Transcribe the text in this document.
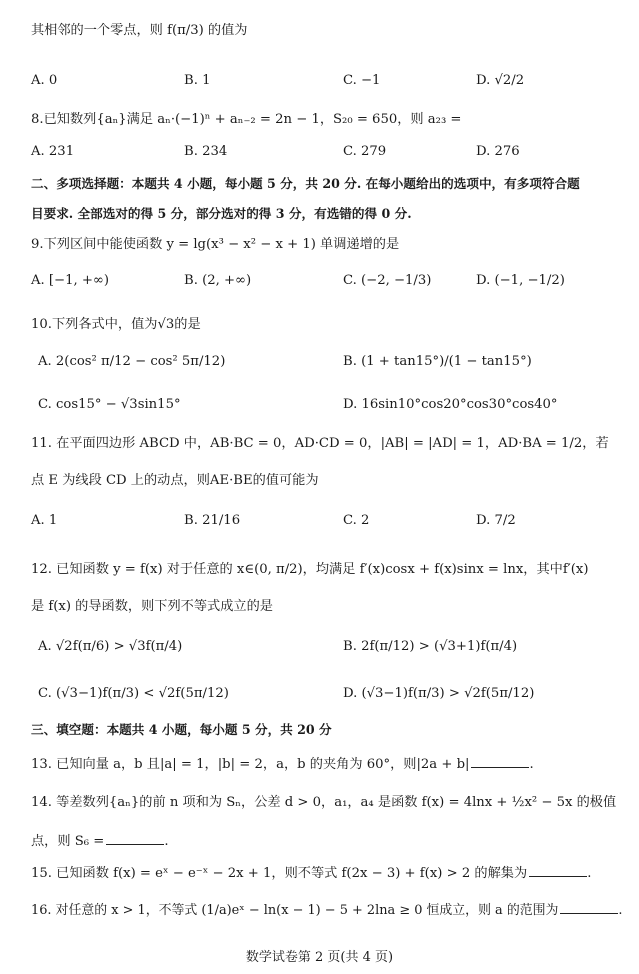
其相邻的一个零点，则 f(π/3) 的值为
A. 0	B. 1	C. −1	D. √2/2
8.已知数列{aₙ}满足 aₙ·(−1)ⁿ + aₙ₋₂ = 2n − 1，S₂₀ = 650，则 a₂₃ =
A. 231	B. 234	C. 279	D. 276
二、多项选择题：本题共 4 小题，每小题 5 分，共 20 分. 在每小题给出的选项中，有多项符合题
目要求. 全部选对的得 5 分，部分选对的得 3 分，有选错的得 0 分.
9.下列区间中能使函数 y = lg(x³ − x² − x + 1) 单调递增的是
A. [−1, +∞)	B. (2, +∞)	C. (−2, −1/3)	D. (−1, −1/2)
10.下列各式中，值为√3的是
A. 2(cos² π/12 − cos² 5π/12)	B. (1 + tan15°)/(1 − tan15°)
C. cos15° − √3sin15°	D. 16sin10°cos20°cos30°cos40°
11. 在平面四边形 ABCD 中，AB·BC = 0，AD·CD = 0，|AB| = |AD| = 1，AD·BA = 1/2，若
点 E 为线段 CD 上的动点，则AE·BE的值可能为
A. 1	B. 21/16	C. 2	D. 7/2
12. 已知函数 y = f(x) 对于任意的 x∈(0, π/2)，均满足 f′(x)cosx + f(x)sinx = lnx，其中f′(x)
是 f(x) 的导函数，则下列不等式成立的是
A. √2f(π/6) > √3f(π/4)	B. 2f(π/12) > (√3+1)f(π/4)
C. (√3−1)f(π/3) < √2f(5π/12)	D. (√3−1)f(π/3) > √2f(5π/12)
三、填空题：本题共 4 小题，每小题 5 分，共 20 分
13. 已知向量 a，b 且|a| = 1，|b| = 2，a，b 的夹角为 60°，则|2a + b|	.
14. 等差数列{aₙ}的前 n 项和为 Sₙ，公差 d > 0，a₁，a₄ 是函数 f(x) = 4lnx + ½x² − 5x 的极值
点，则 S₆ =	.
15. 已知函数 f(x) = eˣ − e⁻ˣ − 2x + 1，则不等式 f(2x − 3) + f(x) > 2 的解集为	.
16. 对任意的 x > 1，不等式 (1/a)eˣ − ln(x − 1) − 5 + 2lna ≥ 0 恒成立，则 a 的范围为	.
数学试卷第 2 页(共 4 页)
··········
WRITTEN REQUEST
Filter the entries above down to the lines containing the word "已知函数".

WORKED SOLUTION
12. 已知函数 y = f(x) 对于任意的 x∈(0, π/2)，均满足 f′(x)cosx + f(x)sinx = lnx，其中f′(x)
15. 已知函数 f(x) = eˣ − e⁻ˣ − 2x + 1，则不等式 f(2x − 3) + f(x) > 2 的解集为	.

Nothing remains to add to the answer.